> [To be done] Copy out every record precisely.

(begin)

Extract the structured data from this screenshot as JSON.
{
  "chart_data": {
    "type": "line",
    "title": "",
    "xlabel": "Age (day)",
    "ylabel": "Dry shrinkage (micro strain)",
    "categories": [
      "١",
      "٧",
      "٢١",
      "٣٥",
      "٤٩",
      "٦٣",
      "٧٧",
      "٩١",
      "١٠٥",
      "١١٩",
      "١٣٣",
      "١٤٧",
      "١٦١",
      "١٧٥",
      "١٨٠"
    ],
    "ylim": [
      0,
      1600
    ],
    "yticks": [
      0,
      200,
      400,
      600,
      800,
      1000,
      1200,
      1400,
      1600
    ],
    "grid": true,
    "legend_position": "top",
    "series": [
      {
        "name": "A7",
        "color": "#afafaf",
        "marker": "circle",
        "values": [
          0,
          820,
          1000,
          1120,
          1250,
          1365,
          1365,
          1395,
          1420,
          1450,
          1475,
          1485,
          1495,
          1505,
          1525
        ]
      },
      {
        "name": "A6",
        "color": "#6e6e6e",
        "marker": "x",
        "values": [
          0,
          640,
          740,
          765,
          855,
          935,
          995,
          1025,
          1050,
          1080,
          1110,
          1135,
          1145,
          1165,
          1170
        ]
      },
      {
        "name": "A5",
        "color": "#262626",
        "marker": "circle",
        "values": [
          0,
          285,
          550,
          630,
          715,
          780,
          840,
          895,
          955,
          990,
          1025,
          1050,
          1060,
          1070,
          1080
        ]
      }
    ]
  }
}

(end)

> [Answer to this problem]
Extract the structured data from this screenshot as JSON.
{
  "chart_data": {
    "type": "line",
    "title": "",
    "xlabel": "Age (day)",
    "ylabel": "Dry shrinkage (micro strain)",
    "categories": [
      "١",
      "٧",
      "٢١",
      "٣٥",
      "٤٩",
      "٦٣",
      "٧٧",
      "٩١",
      "١٠٥",
      "١١٩",
      "١٣٣",
      "١٤٧",
      "١٦١",
      "١٧٥",
      "١٨٠"
    ],
    "ylim": [
      0,
      1600
    ],
    "yticks": [
      0,
      200,
      400,
      600,
      800,
      1000,
      1200,
      1400,
      1600
    ],
    "grid": true,
    "legend_position": "top",
    "series": [
      {
        "name": "A7",
        "color": "#afafaf",
        "marker": "circle",
        "values": [
          0,
          820,
          1000,
          1120,
          1250,
          1365,
          1365,
          1395,
          1420,
          1450,
          1475,
          1485,
          1495,
          1505,
          1525
        ]
      },
      {
        "name": "A6",
        "color": "#6e6e6e",
        "marker": "x",
        "values": [
          0,
          640,
          740,
          765,
          855,
          935,
          995,
          1025,
          1050,
          1080,
          1110,
          1135,
          1145,
          1165,
          1170
        ]
      },
      {
        "name": "A5",
        "color": "#262626",
        "marker": "circle",
        "values": [
          0,
          285,
          550,
          630,
          715,
          780,
          840,
          895,
          955,
          990,
          1025,
          1050,
          1060,
          1070,
          1080
        ]
      }
    ]
  }
}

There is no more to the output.